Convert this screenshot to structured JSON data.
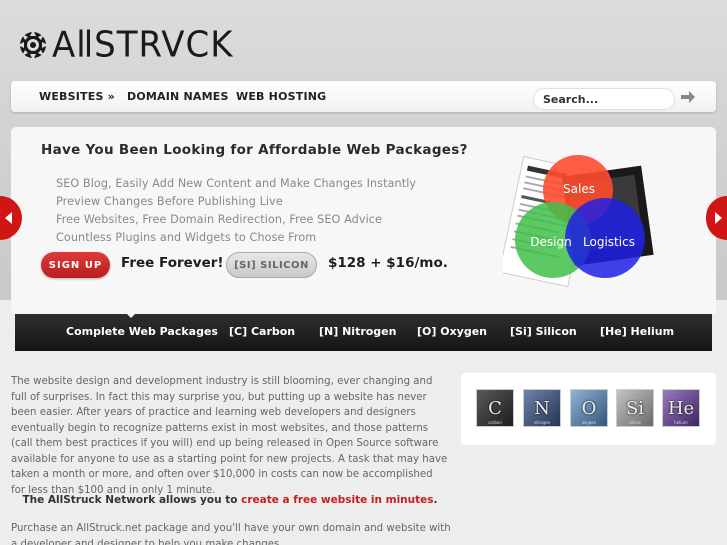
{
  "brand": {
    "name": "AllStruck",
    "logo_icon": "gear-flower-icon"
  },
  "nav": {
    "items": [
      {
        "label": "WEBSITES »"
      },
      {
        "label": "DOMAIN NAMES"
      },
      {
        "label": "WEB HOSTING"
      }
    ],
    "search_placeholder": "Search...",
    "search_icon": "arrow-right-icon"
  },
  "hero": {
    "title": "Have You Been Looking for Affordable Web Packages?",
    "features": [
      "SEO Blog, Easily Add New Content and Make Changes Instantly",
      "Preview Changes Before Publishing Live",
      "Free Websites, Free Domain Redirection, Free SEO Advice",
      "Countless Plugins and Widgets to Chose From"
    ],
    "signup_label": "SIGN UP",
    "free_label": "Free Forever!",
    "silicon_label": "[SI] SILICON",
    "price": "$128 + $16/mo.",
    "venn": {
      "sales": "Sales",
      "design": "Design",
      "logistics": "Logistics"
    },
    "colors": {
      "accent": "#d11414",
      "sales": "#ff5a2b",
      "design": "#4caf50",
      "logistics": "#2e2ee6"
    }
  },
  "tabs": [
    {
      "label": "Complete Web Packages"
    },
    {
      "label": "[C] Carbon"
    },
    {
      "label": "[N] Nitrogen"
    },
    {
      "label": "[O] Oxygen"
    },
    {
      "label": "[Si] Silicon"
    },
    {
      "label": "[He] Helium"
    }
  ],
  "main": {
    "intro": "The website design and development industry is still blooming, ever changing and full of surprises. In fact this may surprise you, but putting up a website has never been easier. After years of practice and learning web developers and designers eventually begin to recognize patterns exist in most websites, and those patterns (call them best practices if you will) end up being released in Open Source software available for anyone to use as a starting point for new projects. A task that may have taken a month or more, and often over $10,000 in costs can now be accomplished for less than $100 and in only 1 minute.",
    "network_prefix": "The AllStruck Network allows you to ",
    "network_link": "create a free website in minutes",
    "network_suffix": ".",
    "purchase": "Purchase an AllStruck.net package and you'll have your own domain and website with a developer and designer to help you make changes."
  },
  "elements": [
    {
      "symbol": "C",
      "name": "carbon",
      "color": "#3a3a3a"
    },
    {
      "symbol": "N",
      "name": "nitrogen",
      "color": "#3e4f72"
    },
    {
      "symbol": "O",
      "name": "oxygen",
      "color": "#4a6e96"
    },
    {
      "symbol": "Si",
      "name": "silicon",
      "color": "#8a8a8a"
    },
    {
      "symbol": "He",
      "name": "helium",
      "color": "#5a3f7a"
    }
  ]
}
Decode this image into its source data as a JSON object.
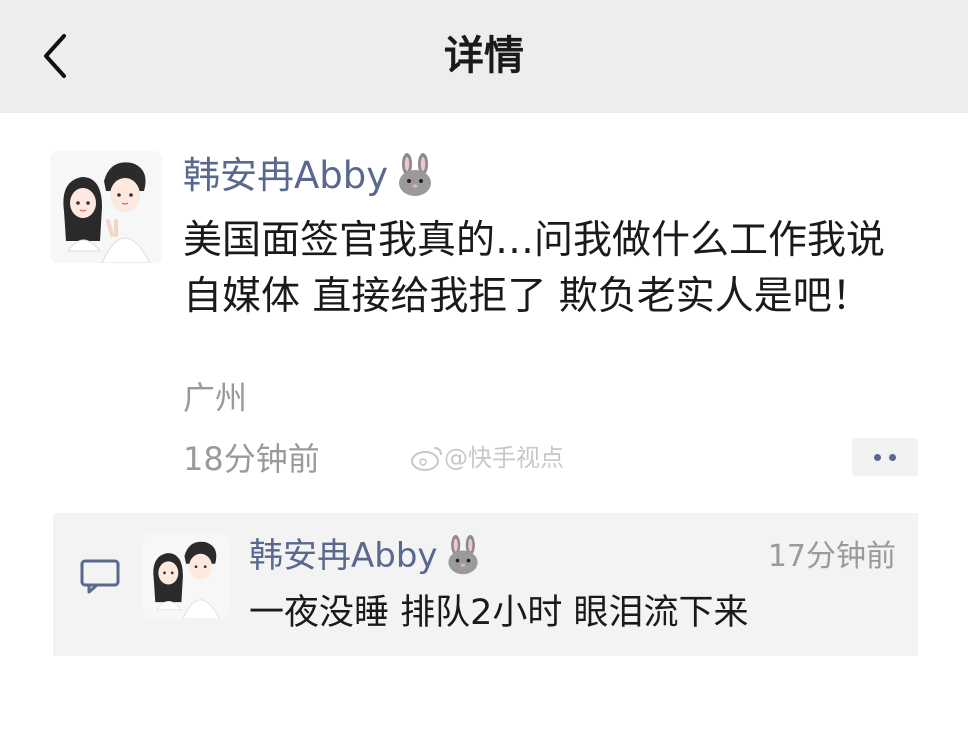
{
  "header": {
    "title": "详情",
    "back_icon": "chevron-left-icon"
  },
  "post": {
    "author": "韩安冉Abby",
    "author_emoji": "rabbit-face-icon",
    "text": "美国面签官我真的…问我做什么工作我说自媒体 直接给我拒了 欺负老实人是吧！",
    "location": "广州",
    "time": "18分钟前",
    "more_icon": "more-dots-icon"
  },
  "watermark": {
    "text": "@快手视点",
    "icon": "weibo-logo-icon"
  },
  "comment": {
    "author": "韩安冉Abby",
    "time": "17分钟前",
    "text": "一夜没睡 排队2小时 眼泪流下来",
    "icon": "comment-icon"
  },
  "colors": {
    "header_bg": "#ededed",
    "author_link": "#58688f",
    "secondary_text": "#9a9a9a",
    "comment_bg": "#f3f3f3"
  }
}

☆ ☆ ☆

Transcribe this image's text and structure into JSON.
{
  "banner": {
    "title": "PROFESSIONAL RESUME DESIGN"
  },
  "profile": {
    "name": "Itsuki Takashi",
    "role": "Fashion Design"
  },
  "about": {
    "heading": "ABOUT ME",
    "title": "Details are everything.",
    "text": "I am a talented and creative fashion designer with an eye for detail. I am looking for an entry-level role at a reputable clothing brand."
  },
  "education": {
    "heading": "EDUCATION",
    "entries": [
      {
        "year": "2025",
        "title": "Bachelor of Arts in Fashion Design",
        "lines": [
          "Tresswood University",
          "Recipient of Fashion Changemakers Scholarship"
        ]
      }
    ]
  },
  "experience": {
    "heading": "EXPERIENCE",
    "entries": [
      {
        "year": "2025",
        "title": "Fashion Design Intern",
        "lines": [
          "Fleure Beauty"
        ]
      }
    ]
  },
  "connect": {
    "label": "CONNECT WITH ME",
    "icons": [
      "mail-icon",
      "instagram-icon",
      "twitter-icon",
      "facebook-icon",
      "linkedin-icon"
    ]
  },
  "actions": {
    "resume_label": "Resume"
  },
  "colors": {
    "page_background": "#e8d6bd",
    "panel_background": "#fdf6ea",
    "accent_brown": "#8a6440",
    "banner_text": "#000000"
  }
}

☆ ☆ ☆

Give the number of lines that hold the word "symbol" in these records, with nothing added.

• _WORKED SOLUTION_
5